**Exercise task:** List every line below containing "hisoblanadi".

**Stored records:**
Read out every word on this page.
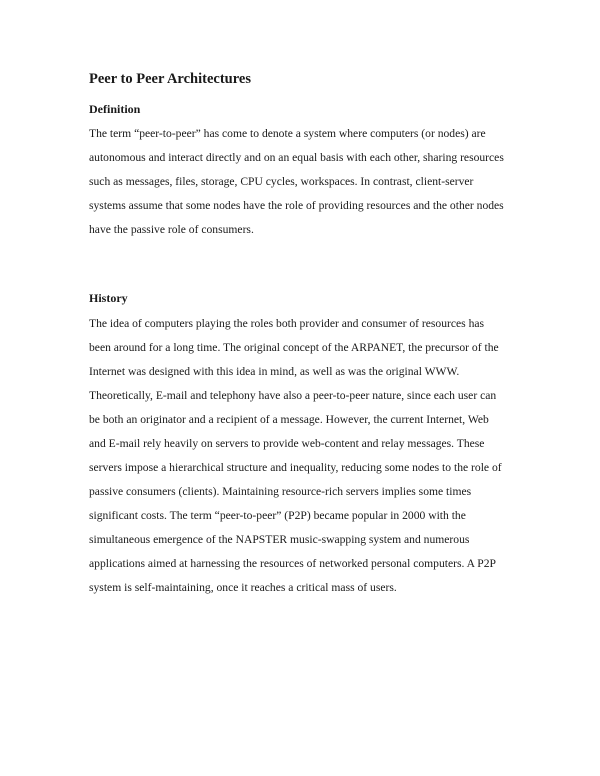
Peer to Peer Architectures
Definition
The term “peer-to-peer” has come to denote a system where computers (or nodes) are
autonomous and interact directly and on an equal basis with each other, sharing resources
such as messages, files, storage, CPU cycles, workspaces. In contrast, client-server
systems assume that some nodes have the role of providing resources and the other nodes
have the passive role of consumers.
History
The idea of computers playing the roles both provider and consumer of resources has
been around for a long time. The original concept of the ARPANET, the precursor of the
Internet was designed with this idea in mind, as well as was the original WWW.
Theoretically, E-mail and telephony have also a peer-to-peer nature, since each user can
be both an originator and a recipient of a message. However, the current Internet, Web
and E-mail rely heavily on servers to provide web-content and relay messages. These
servers impose a hierarchical structure and inequality, reducing some nodes to the role of
passive consumers (clients). Maintaining resource-rich servers implies some times
significant costs. The term “peer-to-peer” (P2P) became popular in 2000 with the
simultaneous emergence of the NAPSTER music-swapping system and numerous
applications aimed at harnessing the resources of networked personal computers. A P2P
system is self-maintaining, once it reaches a critical mass of users.
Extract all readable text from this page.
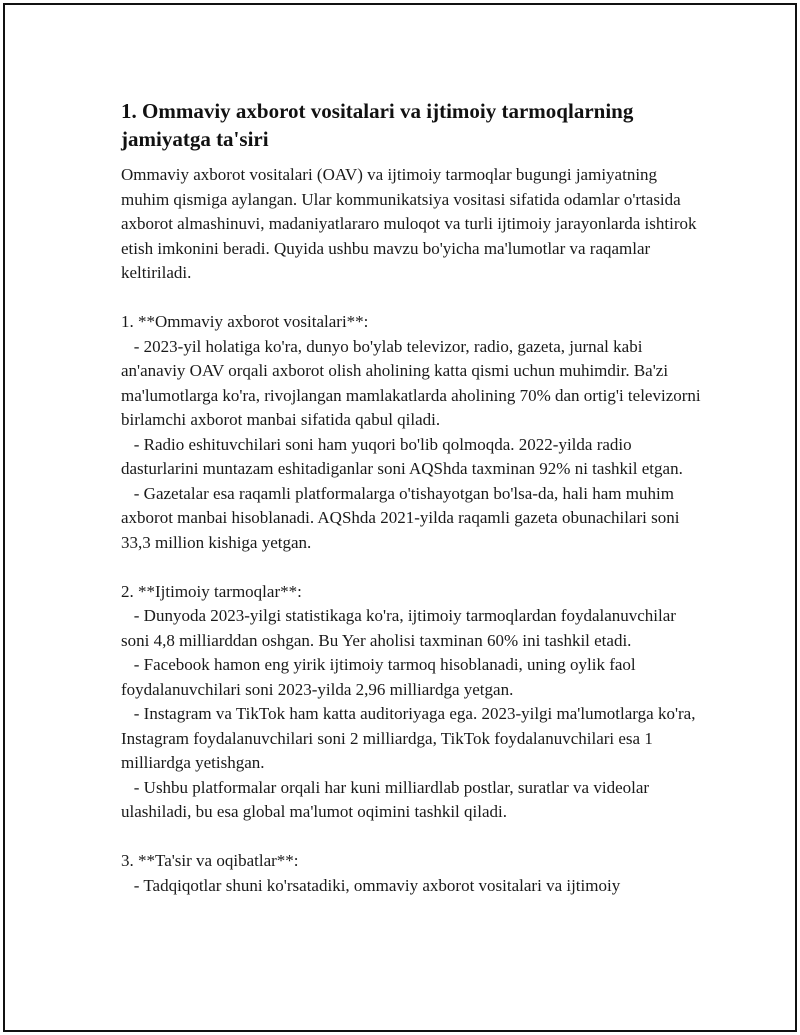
1. Ommaviy axborot vositalari va ijtimoiy tarmoqlarning jamiyatga ta'siri

Ommaviy axborot vositalari (OAV) va ijtimoiy tarmoqlar bugungi jamiyatning muhim qismiga aylangan. Ular kommunikatsiya vositasi sifatida odamlar o'rtasida axborot almashinuvi, madaniyatlararo muloqot va turli ijtimoiy jarayonlarda ishtirok etish imkonini beradi. Quyida ushbu mavzu bo'yicha ma'lumotlar va raqamlar keltiriladi.

1. **Ommaviy axborot vositalari**:

- 2023-yil holatiga ko'ra, dunyo bo'ylab televizor, radio, gazeta, jurnal kabi an'anaviy OAV orqali axborot olish aholining katta qismi uchun muhimdir. Ba'zi ma'lumotlarga ko'ra, rivojlangan mamlakatlarda aholining 70% dan ortig'i televizorni birlamchi axborot manbai sifatida qabul qiladi.

- Radio eshituvchilari soni ham yuqori bo'lib qolmoqda. 2022-yilda radio dasturlarini muntazam eshitadiganlar soni AQShda taxminan 92% ni tashkil etgan.

- Gazetalar esa raqamli platformalarga o'tishayotgan bo'lsa-da, hali ham muhim axborot manbai hisoblanadi. AQShda 2021-yilda raqamli gazeta obunachilari soni 33,3 million kishiga yetgan.

2. **Ijtimoiy tarmoqlar**:

- Dunyoda 2023-yilgi statistikaga ko'ra, ijtimoiy tarmoqlardan foydalanuvchilar soni 4,8 milliarddan oshgan. Bu Yer aholisi taxminan 60% ini tashkil etadi.

- Facebook hamon eng yirik ijtimoiy tarmoq hisoblanadi, uning oylik faol foydalanuvchilari soni 2023-yilda 2,96 milliardga yetgan.

- Instagram va TikTok ham katta auditoriyaga ega. 2023-yilgi ma'lumotlarga ko'ra, Instagram foydalanuvchilari soni 2 milliardga, TikTok foydalanuvchilari esa 1 milliardga yetishgan.

- Ushbu platformalar orqali har kuni milliardlab postlar, suratlar va videolar ulashiladi, bu esa global ma'lumot oqimini tashkil qiladi.

3. **Ta'sir va oqibatlar**:

- Tadqiqotlar shuni ko'rsatadiki, ommaviy axborot vositalari va ijtimoiy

**Result:**
- Gazetalar esa raqamli platformalarga o'tishayotgan bo'lsa-da, hali ham muhim axborot manbai hisoblanadi. AQShda 2021-yilda raqamli gazeta obunachilari soni 33,3 million kishiga yetgan.
- Facebook hamon eng yirik ijtimoiy tarmoq hisoblanadi, uning oylik faol foydalanuvchilari soni 2023-yilda 2,96 milliardga yetgan.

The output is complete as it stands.